• What the exercise asks
Filter for the word "Scientists" and keep each matching line.

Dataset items
╔══

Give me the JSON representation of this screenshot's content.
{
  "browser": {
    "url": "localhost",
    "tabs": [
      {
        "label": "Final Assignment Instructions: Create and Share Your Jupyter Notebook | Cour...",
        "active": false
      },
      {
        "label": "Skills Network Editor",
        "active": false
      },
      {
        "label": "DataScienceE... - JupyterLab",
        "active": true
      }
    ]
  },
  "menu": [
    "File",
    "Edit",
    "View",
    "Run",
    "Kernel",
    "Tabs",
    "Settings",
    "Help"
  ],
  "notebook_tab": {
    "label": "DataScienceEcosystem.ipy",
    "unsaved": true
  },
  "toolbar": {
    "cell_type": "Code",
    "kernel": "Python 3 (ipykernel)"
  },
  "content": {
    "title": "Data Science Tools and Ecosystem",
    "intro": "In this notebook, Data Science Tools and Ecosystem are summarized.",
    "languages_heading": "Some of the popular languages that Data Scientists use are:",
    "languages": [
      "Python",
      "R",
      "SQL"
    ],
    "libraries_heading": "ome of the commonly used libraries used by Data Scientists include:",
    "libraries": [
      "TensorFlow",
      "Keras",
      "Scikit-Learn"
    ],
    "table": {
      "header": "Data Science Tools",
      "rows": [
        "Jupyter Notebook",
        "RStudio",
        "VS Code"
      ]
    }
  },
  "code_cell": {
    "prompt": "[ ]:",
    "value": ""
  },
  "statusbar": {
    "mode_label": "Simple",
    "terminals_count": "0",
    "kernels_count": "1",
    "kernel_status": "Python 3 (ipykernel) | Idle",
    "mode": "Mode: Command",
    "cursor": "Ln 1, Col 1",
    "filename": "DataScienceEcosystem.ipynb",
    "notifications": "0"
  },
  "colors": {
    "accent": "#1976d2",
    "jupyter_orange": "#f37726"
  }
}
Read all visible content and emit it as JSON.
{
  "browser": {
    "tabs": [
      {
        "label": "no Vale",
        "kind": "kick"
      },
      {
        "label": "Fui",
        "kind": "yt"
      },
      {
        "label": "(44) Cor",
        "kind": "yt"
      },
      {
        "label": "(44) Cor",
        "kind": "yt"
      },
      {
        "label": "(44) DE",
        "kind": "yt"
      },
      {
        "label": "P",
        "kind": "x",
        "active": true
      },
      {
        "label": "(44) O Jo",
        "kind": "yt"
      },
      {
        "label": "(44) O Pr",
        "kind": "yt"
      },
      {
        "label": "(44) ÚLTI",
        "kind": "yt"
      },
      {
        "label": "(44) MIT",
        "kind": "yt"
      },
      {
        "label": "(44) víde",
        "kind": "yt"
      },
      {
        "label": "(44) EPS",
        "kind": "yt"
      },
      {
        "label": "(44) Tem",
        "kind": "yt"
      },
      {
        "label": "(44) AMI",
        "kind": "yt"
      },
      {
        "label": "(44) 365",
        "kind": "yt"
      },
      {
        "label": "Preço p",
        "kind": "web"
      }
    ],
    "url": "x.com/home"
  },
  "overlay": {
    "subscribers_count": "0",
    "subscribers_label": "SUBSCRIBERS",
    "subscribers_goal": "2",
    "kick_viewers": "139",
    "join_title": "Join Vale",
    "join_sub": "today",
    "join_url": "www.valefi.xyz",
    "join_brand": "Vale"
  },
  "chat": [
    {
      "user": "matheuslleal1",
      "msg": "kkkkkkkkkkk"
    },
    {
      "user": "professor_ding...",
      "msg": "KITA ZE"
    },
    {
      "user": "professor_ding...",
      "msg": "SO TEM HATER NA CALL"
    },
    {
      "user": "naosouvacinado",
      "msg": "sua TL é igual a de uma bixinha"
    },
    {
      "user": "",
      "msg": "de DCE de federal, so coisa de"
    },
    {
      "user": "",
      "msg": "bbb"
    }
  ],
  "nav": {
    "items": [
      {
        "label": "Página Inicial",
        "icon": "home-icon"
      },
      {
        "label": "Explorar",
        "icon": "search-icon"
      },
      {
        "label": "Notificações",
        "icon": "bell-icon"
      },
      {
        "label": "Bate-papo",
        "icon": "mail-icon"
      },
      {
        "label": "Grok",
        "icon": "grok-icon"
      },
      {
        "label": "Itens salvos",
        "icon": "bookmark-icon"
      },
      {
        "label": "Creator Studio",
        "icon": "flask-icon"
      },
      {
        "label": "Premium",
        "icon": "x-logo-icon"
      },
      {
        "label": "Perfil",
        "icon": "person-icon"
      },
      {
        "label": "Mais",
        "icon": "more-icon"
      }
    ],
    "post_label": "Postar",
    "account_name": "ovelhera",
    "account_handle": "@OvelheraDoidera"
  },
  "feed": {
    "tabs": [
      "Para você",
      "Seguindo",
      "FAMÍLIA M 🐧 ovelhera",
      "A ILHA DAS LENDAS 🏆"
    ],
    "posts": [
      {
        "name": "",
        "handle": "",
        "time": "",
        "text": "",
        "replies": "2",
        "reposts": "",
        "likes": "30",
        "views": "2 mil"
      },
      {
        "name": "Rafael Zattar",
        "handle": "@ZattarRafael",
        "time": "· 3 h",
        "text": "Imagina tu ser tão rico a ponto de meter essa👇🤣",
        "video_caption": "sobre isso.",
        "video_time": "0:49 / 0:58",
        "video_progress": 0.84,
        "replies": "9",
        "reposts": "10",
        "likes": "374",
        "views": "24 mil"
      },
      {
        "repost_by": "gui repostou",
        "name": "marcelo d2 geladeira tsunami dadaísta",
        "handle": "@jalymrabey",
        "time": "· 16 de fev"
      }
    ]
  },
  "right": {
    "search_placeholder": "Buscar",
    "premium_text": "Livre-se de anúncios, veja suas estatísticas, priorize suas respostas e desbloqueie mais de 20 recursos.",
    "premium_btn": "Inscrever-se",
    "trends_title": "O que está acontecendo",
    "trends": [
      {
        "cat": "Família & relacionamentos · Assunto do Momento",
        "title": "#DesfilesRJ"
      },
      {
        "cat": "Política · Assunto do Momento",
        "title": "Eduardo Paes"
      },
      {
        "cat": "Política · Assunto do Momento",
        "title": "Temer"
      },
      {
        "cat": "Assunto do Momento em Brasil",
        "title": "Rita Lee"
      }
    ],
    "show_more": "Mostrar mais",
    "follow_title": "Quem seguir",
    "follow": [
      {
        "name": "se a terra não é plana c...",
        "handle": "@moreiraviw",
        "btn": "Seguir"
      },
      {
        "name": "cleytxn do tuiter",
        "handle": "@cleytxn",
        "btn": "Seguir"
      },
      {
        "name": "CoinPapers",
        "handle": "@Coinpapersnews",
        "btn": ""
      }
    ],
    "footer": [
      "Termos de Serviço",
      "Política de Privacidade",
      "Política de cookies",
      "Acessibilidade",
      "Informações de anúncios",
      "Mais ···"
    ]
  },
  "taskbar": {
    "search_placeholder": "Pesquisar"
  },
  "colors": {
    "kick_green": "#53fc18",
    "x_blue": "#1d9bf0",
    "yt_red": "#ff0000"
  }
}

╚══

• Exercise solution
    "languages_heading": "Some of the popular languages that Data Scientists use are:",
    "libraries_heading": "ome of the commonly used libraries used by Data Scientists include:",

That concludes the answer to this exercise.